I agree with the Vice President Yemi Osinbajo, that the current ongoing civil service reform should be “bold and big that will make a difference” with respect to the welfare of public servants.

It is also gratifying that the Head of Service Mrs Yemi-Esan had identified staff welfare, particularly remuneration and housing, as areas that require better focus and urgent intervention in the Federal Civil Service Strategy and Implementation Plan 2021-2025. Pope John Paul II once sermonized: “ “Ask not whether a man is useful in his work but whether the work is useful to him”.

The same Pope John Paul II also questioned the validity of economic orthodoxy that elevates economic fundamentals (external reserves, GDP, inflation rates etc) above human welfare. According to him ‘A just wage for the worker is the ultimate test of whether any economic system is performing justly’. But with the best of efforts the world of work is inherently vulnerable to occasional disputes.

● **EXERCISE AIM**: Copy the passage on civil service reform from the words "The same Pope" through "to occasional disputes.", swapping "economic orthodoxy" for "economic dogma".

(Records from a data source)
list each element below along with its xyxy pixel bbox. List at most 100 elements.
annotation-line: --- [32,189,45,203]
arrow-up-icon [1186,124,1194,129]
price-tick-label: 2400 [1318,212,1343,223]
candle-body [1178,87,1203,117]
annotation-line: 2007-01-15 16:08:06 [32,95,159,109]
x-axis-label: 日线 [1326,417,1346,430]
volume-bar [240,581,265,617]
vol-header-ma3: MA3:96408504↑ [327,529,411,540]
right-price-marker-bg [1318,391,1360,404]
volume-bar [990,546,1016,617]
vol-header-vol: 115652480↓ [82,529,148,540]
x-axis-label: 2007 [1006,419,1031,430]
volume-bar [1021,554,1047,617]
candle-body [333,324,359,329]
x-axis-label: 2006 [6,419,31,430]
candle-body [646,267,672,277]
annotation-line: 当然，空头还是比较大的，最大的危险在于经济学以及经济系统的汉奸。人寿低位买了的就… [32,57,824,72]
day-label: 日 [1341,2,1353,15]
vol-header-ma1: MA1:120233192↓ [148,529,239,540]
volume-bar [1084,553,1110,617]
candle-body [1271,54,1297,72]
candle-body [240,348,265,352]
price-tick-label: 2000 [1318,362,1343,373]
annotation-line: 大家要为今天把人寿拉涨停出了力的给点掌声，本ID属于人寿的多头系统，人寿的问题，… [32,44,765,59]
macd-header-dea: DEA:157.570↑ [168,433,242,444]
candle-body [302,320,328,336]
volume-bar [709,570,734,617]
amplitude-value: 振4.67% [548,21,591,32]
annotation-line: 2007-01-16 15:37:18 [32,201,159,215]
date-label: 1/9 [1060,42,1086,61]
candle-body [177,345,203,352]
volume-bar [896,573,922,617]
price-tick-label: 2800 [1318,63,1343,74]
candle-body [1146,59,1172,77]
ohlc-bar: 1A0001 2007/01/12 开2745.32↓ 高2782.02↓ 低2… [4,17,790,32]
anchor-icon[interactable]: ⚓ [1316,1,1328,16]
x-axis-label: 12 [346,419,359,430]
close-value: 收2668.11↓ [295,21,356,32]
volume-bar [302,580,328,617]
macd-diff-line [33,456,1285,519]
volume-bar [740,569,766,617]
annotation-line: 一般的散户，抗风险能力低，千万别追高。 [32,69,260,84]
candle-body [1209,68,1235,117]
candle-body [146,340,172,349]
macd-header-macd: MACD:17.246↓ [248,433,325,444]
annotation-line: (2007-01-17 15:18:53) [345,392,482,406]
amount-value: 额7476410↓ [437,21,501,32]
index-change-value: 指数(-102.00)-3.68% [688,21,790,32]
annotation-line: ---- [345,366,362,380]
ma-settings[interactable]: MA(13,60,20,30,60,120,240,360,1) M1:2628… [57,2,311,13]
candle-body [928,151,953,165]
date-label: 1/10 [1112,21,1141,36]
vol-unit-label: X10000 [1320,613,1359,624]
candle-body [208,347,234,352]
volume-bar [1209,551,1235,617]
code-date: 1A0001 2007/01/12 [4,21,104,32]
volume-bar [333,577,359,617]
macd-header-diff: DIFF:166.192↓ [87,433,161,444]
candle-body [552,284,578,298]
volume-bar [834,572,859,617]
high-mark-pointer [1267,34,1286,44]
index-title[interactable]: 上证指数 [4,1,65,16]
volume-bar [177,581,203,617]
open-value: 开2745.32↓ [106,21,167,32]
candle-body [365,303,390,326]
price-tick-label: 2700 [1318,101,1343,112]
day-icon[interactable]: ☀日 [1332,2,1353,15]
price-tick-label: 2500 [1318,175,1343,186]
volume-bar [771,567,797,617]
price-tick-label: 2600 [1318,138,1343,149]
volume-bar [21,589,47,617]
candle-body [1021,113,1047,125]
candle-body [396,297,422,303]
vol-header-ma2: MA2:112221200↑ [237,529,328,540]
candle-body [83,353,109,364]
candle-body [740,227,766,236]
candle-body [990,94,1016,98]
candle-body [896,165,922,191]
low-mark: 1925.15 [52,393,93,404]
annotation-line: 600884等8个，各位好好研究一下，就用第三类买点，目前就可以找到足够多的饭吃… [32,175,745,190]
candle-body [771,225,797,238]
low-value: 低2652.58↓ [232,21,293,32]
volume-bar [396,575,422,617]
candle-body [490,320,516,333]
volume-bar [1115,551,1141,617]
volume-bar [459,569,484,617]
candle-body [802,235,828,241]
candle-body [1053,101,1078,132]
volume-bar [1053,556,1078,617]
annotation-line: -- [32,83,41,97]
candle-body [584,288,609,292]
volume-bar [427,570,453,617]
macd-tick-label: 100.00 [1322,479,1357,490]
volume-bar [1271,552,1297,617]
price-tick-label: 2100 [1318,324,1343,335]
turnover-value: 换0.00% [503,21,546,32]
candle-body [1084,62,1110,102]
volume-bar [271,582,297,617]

● **RESPONSE TO THE TASK**:
The same Pope John Paul II also questioned the validity of economic dogma that elevates economic fundamentals (external reserves, GDP, inflation rates etc) above human welfare. According to him ‘A just wage for the worker is the ultimate test of whether any economic system is performing justly’. But with the best of efforts the world of work is inherently vulnerable to occasional disputes.